Description of the task:
Gather up every line from the entries below that uses the word "полностью".

(Dataset excerpt)
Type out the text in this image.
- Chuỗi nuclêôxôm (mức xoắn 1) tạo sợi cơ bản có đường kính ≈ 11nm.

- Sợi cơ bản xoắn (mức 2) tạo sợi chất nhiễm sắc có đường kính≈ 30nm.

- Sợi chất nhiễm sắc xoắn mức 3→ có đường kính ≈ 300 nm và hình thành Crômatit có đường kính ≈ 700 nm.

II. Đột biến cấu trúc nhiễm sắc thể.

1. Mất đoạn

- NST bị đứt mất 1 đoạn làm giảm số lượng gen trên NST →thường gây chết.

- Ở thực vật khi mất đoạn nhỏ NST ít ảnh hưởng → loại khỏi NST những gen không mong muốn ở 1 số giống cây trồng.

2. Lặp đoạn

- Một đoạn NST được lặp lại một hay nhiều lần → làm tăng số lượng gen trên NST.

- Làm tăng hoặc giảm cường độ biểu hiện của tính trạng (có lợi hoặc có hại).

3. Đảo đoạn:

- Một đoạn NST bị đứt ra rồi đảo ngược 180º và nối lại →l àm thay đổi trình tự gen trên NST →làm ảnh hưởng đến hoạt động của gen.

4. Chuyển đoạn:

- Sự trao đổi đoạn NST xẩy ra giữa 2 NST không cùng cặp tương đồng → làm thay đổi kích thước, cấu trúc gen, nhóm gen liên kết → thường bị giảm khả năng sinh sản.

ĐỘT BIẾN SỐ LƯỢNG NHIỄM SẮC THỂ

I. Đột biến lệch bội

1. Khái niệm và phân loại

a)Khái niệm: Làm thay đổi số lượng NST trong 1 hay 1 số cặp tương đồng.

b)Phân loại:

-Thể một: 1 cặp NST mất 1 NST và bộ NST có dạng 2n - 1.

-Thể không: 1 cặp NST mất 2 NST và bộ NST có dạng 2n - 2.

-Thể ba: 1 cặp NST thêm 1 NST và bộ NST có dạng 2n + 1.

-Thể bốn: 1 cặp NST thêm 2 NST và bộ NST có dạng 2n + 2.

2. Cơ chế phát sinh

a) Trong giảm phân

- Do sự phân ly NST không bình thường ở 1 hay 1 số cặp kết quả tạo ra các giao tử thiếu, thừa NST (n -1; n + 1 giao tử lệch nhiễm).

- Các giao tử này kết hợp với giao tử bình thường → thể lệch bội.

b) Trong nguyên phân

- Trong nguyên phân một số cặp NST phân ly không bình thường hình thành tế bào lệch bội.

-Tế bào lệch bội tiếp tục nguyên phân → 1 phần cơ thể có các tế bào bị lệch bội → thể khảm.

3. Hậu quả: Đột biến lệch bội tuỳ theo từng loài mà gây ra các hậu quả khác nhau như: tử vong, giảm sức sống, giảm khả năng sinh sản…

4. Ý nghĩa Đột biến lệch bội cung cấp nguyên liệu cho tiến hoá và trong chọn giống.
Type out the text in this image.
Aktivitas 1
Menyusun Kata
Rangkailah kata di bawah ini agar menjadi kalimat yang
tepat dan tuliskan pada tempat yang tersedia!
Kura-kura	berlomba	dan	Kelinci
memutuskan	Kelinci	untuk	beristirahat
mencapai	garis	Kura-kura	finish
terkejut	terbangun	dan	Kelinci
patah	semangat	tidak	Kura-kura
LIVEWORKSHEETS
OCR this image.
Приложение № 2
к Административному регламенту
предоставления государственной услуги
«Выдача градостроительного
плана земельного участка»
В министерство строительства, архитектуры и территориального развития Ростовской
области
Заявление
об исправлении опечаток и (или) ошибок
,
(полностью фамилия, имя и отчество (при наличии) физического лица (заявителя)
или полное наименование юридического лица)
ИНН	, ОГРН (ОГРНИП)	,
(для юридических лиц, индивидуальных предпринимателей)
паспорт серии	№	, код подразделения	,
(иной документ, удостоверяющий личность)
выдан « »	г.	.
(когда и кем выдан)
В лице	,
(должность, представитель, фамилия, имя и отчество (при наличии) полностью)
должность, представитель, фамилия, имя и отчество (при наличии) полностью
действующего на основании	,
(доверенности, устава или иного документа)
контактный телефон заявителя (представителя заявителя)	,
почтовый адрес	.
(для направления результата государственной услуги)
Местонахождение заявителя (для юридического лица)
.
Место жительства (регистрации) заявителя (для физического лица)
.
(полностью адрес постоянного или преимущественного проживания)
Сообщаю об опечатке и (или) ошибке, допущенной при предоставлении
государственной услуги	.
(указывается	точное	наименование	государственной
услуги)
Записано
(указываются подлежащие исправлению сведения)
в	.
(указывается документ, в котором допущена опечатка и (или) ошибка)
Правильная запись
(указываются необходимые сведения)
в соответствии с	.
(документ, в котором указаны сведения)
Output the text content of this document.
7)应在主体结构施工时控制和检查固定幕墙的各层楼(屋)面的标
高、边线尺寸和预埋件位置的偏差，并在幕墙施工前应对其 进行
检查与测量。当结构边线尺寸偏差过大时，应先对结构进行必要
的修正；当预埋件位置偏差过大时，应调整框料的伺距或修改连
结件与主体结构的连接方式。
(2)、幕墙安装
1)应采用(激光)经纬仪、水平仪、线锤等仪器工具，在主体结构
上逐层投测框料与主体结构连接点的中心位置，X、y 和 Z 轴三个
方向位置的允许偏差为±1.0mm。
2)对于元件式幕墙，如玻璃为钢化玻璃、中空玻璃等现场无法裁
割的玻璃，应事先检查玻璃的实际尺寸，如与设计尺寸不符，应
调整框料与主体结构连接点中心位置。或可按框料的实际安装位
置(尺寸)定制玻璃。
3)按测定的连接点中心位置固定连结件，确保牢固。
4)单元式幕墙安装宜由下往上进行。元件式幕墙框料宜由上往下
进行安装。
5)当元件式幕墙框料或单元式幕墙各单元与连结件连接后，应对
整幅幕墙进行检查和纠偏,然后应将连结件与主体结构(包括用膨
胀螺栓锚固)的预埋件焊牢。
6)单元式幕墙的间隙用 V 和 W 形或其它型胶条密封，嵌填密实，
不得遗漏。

Reply:
(полностью фамилия, имя и отчество (при наличии) физического лица (заявителя)
(должность, представитель, фамилия, имя и отчество (при наличии) полностью)
должность, представитель, фамилия, имя и отчество (при наличии) полностью
(полностью адрес постоянного или преимущественного проживания)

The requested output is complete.